* _What is needed_: Write out the whole listing again, exactly.

* _Data entries_:

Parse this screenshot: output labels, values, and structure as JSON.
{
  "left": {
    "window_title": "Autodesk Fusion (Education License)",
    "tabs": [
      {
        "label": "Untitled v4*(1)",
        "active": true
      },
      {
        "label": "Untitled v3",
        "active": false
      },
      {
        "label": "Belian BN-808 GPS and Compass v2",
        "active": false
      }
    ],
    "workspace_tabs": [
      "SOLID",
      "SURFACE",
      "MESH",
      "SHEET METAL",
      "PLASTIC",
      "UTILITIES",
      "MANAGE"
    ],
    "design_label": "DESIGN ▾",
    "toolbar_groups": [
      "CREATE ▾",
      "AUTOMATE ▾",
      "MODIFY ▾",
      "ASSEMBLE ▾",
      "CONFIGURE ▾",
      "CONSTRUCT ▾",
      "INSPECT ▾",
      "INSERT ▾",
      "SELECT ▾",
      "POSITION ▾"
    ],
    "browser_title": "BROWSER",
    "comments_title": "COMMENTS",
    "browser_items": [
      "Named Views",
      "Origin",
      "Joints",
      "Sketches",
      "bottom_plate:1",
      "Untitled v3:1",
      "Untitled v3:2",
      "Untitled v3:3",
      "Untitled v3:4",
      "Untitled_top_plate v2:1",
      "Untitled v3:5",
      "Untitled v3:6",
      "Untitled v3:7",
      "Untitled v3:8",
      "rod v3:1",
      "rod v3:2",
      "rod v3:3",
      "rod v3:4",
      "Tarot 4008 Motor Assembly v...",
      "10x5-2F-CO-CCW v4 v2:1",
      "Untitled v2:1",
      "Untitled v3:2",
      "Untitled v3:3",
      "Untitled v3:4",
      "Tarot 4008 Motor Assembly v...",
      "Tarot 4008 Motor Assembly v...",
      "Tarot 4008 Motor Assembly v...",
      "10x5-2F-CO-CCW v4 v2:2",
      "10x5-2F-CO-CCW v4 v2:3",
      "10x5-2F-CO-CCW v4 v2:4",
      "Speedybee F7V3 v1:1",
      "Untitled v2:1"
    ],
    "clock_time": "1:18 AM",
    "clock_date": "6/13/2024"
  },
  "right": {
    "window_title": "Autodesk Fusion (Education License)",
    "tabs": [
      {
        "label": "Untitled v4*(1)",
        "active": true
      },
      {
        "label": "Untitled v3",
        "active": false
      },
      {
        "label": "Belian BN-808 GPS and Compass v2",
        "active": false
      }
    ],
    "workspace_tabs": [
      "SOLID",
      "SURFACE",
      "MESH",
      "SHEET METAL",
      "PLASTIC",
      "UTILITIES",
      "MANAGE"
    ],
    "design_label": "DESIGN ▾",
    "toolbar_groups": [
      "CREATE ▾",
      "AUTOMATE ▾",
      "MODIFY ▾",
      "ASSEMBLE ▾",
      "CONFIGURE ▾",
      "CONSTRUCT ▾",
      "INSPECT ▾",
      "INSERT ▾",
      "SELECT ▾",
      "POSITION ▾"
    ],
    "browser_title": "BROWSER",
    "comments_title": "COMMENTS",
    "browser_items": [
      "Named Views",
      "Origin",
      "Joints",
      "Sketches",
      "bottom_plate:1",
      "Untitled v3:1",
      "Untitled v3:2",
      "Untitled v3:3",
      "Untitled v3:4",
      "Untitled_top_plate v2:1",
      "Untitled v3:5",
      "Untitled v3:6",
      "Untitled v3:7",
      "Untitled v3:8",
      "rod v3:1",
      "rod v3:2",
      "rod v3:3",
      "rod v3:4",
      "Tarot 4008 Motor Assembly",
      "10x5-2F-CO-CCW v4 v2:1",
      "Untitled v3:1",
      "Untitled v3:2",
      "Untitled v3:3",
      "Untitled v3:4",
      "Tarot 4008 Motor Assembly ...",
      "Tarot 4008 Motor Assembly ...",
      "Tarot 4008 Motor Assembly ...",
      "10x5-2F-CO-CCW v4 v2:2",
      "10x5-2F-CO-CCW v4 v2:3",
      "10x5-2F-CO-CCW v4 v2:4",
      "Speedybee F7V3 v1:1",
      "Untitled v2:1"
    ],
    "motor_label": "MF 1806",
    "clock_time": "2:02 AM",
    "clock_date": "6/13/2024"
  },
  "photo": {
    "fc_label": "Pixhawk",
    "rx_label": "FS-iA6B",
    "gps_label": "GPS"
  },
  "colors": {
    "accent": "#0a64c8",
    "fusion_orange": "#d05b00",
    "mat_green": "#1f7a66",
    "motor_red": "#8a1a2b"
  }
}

* _Task output_:
Parse this screenshot: output labels, values, and structure as JSON.
{
  "left": {
    "window_title": "Autodesk Fusion (Education License)",
    "tabs": [
      {
        "label": "Untitled v4*(1)",
        "active": true
      },
      {
        "label": "Untitled v3",
        "active": false
      },
      {
        "label": "Belian BN-808 GPS and Compass v2",
        "active": false
      }
    ],
    "workspace_tabs": [
      "SOLID",
      "SURFACE",
      "MESH",
      "SHEET METAL",
      "PLASTIC",
      "UTILITIES",
      "MANAGE"
    ],
    "design_label": "DESIGN ▾",
    "toolbar_groups": [
      "CREATE ▾",
      "AUTOMATE ▾",
      "MODIFY ▾",
      "ASSEMBLE ▾",
      "CONFIGURE ▾",
      "CONSTRUCT ▾",
      "INSPECT ▾",
      "INSERT ▾",
      "SELECT ▾",
      "POSITION ▾"
    ],
    "browser_title": "BROWSER",
    "comments_title": "COMMENTS",
    "browser_items": [
      "Named Views",
      "Origin",
      "Joints",
      "Sketches",
      "bottom_plate:1",
      "Untitled v3:1",
      "Untitled v3:2",
      "Untitled v3:3",
      "Untitled v3:4",
      "Untitled_top_plate v2:1",
      "Untitled v3:5",
      "Untitled v3:6",
      "Untitled v3:7",
      "Untitled v3:8",
      "rod v3:1",
      "rod v3:2",
      "rod v3:3",
      "rod v3:4",
      "Tarot 4008 Motor Assembly v...",
      "10x5-2F-CO-CCW v4 v2:1",
      "Untitled v2:1",
      "Untitled v3:2",
      "Untitled v3:3",
      "Untitled v3:4",
      "Tarot 4008 Motor Assembly v...",
      "Tarot 4008 Motor Assembly v...",
      "Tarot 4008 Motor Assembly v...",
      "10x5-2F-CO-CCW v4 v2:2",
      "10x5-2F-CO-CCW v4 v2:3",
      "10x5-2F-CO-CCW v4 v2:4",
      "Speedybee F7V3 v1:1",
      "Untitled v2:1"
    ],
    "clock_time": "1:18 AM",
    "clock_date": "6/13/2024"
  },
  "right": {
    "window_title": "Autodesk Fusion (Education License)",
    "tabs": [
      {
        "label": "Untitled v4*(1)",
        "active": true
      },
      {
        "label": "Untitled v3",
        "active": false
      },
      {
        "label": "Belian BN-808 GPS and Compass v2",
        "active": false
      }
    ],
    "workspace_tabs": [
      "SOLID",
      "SURFACE",
      "MESH",
      "SHEET METAL",
      "PLASTIC",
      "UTILITIES",
      "MANAGE"
    ],
    "design_label": "DESIGN ▾",
    "toolbar_groups": [
      "CREATE ▾",
      "AUTOMATE ▾",
      "MODIFY ▾",
      "ASSEMBLE ▾",
      "CONFIGURE ▾",
      "CONSTRUCT ▾",
      "INSPECT ▾",
      "INSERT ▾",
      "SELECT ▾",
      "POSITION ▾"
    ],
    "browser_title": "BROWSER",
    "comments_title": "COMMENTS",
    "browser_items": [
      "Named Views",
      "Origin",
      "Joints",
      "Sketches",
      "bottom_plate:1",
      "Untitled v3:1",
      "Untitled v3:2",
      "Untitled v3:3",
      "Untitled v3:4",
      "Untitled_top_plate v2:1",
      "Untitled v3:5",
      "Untitled v3:6",
      "Untitled v3:7",
      "Untitled v3:8",
      "rod v3:1",
      "rod v3:2",
      "rod v3:3",
      "rod v3:4",
      "Tarot 4008 Motor Assembly",
      "10x5-2F-CO-CCW v4 v2:1",
      "Untitled v3:1",
      "Untitled v3:2",
      "Untitled v3:3",
      "Untitled v3:4",
      "Tarot 4008 Motor Assembly ...",
      "Tarot 4008 Motor Assembly ...",
      "Tarot 4008 Motor Assembly ...",
      "10x5-2F-CO-CCW v4 v2:2",
      "10x5-2F-CO-CCW v4 v2:3",
      "10x5-2F-CO-CCW v4 v2:4",
      "Speedybee F7V3 v1:1",
      "Untitled v2:1"
    ],
    "motor_label": "MF 1806",
    "clock_time": "2:02 AM",
    "clock_date": "6/13/2024"
  },
  "photo": {
    "fc_label": "Pixhawk",
    "rx_label": "FS-iA6B",
    "gps_label": "GPS"
  },
  "colors": {
    "accent": "#0a64c8",
    "fusion_orange": "#d05b00",
    "mat_green": "#1f7a66",
    "motor_red": "#8a1a2b"
  }
}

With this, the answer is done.